[Data entries]
------

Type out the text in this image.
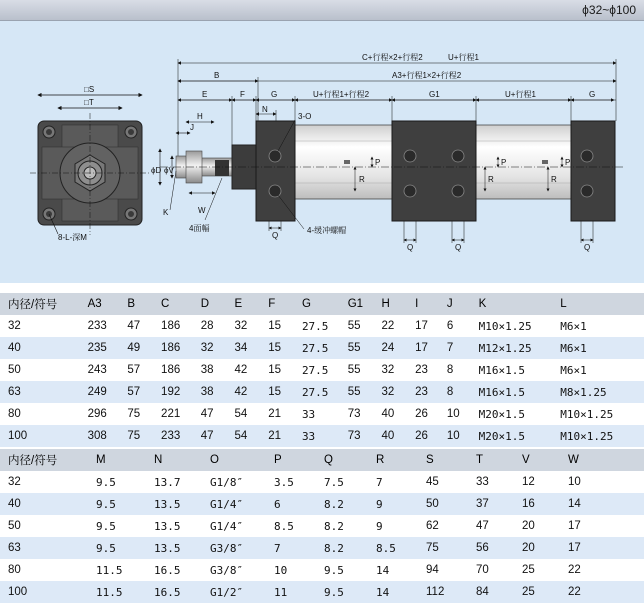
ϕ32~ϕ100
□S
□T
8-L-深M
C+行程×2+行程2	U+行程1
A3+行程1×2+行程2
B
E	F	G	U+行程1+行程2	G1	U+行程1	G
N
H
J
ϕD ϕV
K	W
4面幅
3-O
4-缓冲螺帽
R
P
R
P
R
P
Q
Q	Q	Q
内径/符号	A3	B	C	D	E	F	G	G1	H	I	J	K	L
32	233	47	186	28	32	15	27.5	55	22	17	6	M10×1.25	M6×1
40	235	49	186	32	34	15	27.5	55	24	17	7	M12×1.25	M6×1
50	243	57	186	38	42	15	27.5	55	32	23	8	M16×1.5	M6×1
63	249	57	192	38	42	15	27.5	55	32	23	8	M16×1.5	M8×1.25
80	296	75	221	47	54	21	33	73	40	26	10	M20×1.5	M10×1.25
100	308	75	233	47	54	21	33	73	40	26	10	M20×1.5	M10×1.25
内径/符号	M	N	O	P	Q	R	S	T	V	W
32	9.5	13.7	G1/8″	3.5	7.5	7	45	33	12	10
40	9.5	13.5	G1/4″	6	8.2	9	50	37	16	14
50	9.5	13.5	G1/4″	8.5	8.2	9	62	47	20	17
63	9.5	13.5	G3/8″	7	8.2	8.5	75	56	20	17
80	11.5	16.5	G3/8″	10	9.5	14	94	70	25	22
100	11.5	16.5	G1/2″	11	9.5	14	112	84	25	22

------

## Work required
Omit the pictures and give the material again, exactly and in full.

## Result
Type out the text in this image.
ϕ32~ϕ100
□S
□T
8-L-深M
C+行程×2+行程2	U+行程1
A3+行程1×2+行程2
B
E	F	G	U+行程1+行程2	G1	U+行程1	G
N
H
J
ϕD ϕV
K	W
4面幅
3-O
4-缓冲螺帽
R
P
R
P
R
P
Q
Q	Q	Q
内径/符号	A3	B	C	D	E	F	G	G1	H	I	J	K	L
32	233	47	186	28	32	15	27.5	55	22	17	6	M10×1.25	M6×1
40	235	49	186	32	34	15	27.5	55	24	17	7	M12×1.25	M6×1
50	243	57	186	38	42	15	27.5	55	32	23	8	M16×1.5	M6×1
63	249	57	192	38	42	15	27.5	55	32	23	8	M16×1.5	M8×1.25
80	296	75	221	47	54	21	33	73	40	26	10	M20×1.5	M10×1.25
100	308	75	233	47	54	21	33	73	40	26	10	M20×1.5	M10×1.25
内径/符号	M	N	O	P	Q	R	S	T	V	W
32	9.5	13.7	G1/8″	3.5	7.5	7	45	33	12	10
40	9.5	13.5	G1/4″	6	8.2	9	50	37	16	14
50	9.5	13.5	G1/4″	8.5	8.2	9	62	47	20	17
63	9.5	13.5	G3/8″	7	8.2	8.5	75	56	20	17
80	11.5	16.5	G3/8″	10	9.5	14	94	70	25	22
100	11.5	16.5	G1/2″	11	9.5	14	112	84	25	22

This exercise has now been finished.